### Records supplied
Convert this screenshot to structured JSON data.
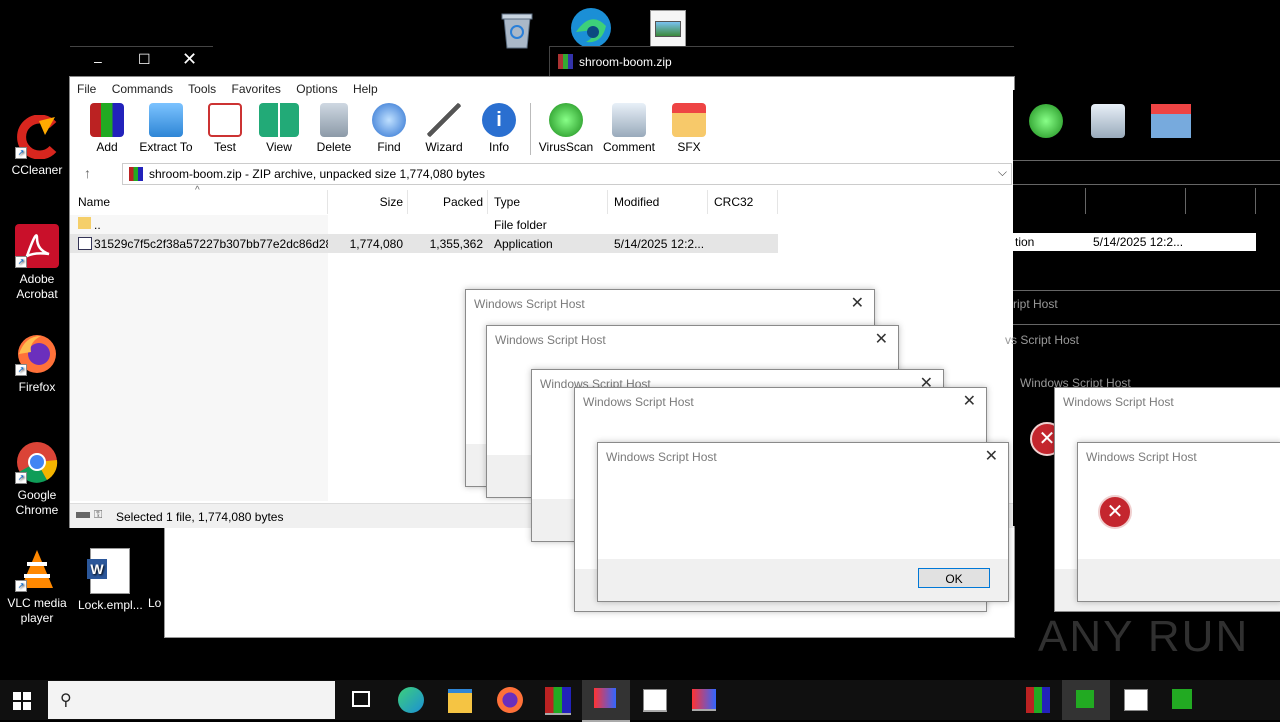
{
  "desktop": {
    "icons": [
      {
        "label": "CCleaner"
      },
      {
        "label": "Adobe Acrobat"
      },
      {
        "label": "Firefox"
      },
      {
        "label": "Google Chrome"
      },
      {
        "label": "VLC media player"
      },
      {
        "label": "Lock.empl..."
      },
      {
        "label": "Lo"
      }
    ]
  },
  "winrar": {
    "tab_title": "shroom-boom.zip",
    "menu": [
      "File",
      "Commands",
      "Tools",
      "Favorites",
      "Options",
      "Help"
    ],
    "toolbar": [
      "Add",
      "Extract To",
      "Test",
      "View",
      "Delete",
      "Find",
      "Wizard",
      "Info",
      "VirusScan",
      "Comment",
      "SFX"
    ],
    "path": "shroom-boom.zip - ZIP archive, unpacked size 1,774,080 bytes",
    "columns": [
      "Name",
      "Size",
      "Packed",
      "Type",
      "Modified",
      "CRC32"
    ],
    "rows": [
      {
        "name": "..",
        "size": "",
        "packed": "",
        "type": "File folder",
        "modified": "",
        "crc": ""
      },
      {
        "name": "31529c7f5c2f38a57227b307bb77e2dc86d28...",
        "size": "1,774,080",
        "packed": "1,355,362",
        "type": "Application",
        "modified": "5/14/2025 12:2...",
        "crc": ""
      }
    ],
    "status": "Selected 1 file, 1,774,080 bytes"
  },
  "back_window": {
    "row_type": "tion",
    "row_modified": "5/14/2025 12:2..."
  },
  "dialogs": {
    "title": "Windows Script Host",
    "partial1": "ript Host",
    "partial2": "vs Script Host",
    "ok": "OK"
  },
  "watermark": "ANY RUN"
}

### Instructions to follow
Please leave the images out and retype the rest of the material exactly.

### Task answer
Convert this screenshot to structured JSON data.
{
  "desktop": {
    "icons": [
      {
        "label": "CCleaner"
      },
      {
        "label": "Adobe Acrobat"
      },
      {
        "label": "Firefox"
      },
      {
        "label": "Google Chrome"
      },
      {
        "label": "VLC media player"
      },
      {
        "label": "Lock.empl..."
      },
      {
        "label": "Lo"
      }
    ]
  },
  "winrar": {
    "tab_title": "shroom-boom.zip",
    "menu": [
      "File",
      "Commands",
      "Tools",
      "Favorites",
      "Options",
      "Help"
    ],
    "toolbar": [
      "Add",
      "Extract To",
      "Test",
      "View",
      "Delete",
      "Find",
      "Wizard",
      "Info",
      "VirusScan",
      "Comment",
      "SFX"
    ],
    "path": "shroom-boom.zip - ZIP archive, unpacked size 1,774,080 bytes",
    "columns": [
      "Name",
      "Size",
      "Packed",
      "Type",
      "Modified",
      "CRC32"
    ],
    "rows": [
      {
        "name": "..",
        "size": "",
        "packed": "",
        "type": "File folder",
        "modified": "",
        "crc": ""
      },
      {
        "name": "31529c7f5c2f38a57227b307bb77e2dc86d28...",
        "size": "1,774,080",
        "packed": "1,355,362",
        "type": "Application",
        "modified": "5/14/2025 12:2...",
        "crc": ""
      }
    ],
    "status": "Selected 1 file, 1,774,080 bytes"
  },
  "back_window": {
    "row_type": "tion",
    "row_modified": "5/14/2025 12:2..."
  },
  "dialogs": {
    "title": "Windows Script Host",
    "partial1": "ript Host",
    "partial2": "vs Script Host",
    "ok": "OK"
  },
  "watermark": "ANY RUN"
}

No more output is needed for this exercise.